TEXT TO READ ▸

------------------------

First, conflict will encompass all five domains -- air, land, sea, space and cyberspace. We see the possibilities of this future today as space and cyberspace increasingly become contested environments.
Second, conflict will cross our traditional geographic boundaries. We see possibilities of this future today with the emergence of new weapons like cyber weapons and proliferation of familiar weapons like ballistic missiles. I believe future conflicts will not be confined to a single combatant commander's area of responsibility.
Third, conflict will involve multiple participants. A wider range of actors will have access to advanced capabilities and much lower entry costs and they will seek to remain anonymous or ambiguous and to operate in shadows. Combatants, non-combatants, nation states and non-nation states may all be involved to varying degrees. Just look at the news channels today and try to determine who are the good guys, who are the bad guys, who are the rebels, who are the freedom fighters, who are the terrorists, who are the loyalists, who are the soldiers? I could go on and on.

------------------------

DATA RECORDS ▸
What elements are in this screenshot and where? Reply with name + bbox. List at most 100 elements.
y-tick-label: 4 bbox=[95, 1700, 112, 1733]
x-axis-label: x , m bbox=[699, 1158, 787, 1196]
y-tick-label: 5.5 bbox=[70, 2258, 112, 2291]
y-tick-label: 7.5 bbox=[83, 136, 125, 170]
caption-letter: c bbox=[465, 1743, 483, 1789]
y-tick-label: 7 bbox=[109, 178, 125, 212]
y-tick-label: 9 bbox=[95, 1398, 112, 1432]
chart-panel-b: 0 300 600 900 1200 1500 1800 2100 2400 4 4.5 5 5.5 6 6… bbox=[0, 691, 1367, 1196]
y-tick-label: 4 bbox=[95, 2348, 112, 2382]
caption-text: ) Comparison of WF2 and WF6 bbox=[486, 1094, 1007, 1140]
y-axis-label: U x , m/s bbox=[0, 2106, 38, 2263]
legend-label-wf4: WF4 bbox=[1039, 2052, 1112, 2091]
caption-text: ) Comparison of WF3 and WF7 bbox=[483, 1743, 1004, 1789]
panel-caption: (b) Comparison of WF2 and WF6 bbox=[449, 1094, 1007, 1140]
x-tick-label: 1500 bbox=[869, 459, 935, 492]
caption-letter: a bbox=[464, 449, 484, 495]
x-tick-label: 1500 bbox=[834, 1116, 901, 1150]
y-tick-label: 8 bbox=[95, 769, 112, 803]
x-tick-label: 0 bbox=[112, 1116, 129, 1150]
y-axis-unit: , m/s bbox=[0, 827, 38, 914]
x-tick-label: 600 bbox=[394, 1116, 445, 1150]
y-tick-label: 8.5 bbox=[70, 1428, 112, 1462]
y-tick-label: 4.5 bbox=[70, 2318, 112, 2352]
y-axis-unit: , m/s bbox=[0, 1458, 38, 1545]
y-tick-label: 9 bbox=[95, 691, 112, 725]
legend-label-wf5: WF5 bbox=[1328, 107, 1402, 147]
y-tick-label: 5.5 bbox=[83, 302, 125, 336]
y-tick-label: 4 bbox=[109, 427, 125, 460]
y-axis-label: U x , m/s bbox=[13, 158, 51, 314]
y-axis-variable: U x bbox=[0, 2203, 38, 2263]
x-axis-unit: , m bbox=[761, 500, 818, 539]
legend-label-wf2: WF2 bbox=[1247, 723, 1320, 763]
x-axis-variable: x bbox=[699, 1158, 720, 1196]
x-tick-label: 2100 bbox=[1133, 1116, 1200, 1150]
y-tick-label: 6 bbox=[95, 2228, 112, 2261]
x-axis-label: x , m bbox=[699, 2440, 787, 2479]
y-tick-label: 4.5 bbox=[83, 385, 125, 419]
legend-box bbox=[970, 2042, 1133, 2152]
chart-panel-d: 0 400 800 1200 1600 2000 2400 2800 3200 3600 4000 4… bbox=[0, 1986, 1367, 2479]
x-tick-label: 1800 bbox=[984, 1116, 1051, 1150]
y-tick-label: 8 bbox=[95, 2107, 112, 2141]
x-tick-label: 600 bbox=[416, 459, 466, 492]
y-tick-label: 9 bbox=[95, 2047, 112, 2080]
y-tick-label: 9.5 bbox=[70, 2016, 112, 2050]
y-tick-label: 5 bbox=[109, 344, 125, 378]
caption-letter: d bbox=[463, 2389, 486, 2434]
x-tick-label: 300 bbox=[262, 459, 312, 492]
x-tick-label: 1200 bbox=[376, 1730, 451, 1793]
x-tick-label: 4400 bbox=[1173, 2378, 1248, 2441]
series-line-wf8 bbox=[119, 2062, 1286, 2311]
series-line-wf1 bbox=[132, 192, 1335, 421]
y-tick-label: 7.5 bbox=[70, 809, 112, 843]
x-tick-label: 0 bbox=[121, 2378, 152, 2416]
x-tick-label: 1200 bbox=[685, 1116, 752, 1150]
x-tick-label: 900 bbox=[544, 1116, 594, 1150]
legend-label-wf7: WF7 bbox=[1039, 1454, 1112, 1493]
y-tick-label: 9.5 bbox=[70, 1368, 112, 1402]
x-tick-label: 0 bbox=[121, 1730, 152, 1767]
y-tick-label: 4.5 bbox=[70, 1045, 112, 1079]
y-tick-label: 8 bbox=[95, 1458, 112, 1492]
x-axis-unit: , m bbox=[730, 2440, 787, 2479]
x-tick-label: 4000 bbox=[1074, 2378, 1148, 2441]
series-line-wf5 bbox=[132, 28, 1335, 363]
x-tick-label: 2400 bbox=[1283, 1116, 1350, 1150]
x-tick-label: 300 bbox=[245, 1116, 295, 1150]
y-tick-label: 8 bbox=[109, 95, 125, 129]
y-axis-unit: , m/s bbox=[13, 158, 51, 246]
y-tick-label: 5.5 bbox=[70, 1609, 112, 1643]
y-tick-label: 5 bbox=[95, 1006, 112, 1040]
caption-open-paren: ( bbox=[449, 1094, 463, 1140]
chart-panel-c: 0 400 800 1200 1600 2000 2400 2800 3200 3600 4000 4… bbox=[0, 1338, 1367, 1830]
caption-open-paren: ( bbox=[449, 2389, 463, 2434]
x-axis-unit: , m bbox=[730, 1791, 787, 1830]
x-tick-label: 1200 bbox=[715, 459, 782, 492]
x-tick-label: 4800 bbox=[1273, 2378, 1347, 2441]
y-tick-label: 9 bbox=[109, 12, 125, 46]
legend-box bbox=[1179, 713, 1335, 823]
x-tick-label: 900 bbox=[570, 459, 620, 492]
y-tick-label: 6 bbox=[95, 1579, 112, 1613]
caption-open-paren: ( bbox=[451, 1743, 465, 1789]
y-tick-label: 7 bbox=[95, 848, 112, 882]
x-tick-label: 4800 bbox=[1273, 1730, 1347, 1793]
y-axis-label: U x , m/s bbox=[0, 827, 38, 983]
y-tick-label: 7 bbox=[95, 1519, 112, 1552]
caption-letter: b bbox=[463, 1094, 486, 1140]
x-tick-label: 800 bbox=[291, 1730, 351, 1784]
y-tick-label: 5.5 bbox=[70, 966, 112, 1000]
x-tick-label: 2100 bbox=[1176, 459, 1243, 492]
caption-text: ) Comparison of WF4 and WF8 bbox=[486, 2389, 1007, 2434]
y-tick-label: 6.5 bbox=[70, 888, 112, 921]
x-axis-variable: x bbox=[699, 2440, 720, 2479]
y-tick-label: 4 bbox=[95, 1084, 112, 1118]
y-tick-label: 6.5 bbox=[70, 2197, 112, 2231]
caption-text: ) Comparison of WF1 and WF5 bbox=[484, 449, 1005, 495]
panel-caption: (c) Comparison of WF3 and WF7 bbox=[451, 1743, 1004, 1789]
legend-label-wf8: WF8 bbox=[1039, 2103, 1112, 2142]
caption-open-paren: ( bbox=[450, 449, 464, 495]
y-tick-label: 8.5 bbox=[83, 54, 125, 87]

------------------------

TO-DO LIST ▸
1/ Summarize the passage on future conflict in two sentences.
2/ Pick up the passage on future conflict after its last sentence and keep writing.

THE REPLIES ▸
1/ Future conflict will span all five domains (air, land, sea, space and cyberspace) and will cross traditional geographic boundaries instead of staying within a single combatant commander's area of responsibility. It will also involve multiple participants, from nation states to non-state actors, who will have access to advanced capabilities at much lower entry costs and will seek to remain anonymous or ambiguous.

2/
Fourth, in my view conflict will be hybrid. I do not see a future neatly categorized as regular or irregular warfare. I see a future where adversaries wield a tighter combination of capabilities, strategies and tactics, and maybe weapons of mass destruction if they can get their hands on them. And where adversaries will work hard to deny or disrupt those U.S. capabilities that allow us to project power or to maintain global awareness and warning.
I think it's important to note the same interconnected networks that enable global commerce, navigation and communication also present tremendous opportunities for disruption. Cyber tools in particular may have surpassed the threat posed by more traditional means of espionage, posing particularly glaring economic as well as national security challenges.
Okay, so I could stop here and say so in conclusion, have a nice day. And walk off. [Laughter]. I'm tempted to do that. But many of you have heard me refer to an old proverb before. The old proverb, and I think it's an old Chinese proverb appropriately, maybe, "May you live in interesting times." But most of us who wear the uniform don't have the luxury of living in interesting times. We get paid to try to deal with interesting times. So how are we going to deal with the challenges that we face?
Just last month the Department of Defense released a new strategic guidance document that establishes our way ahead to deal with these challenges. Now I know many of you in this audience in particular have read it, so just let me remind you of a few points.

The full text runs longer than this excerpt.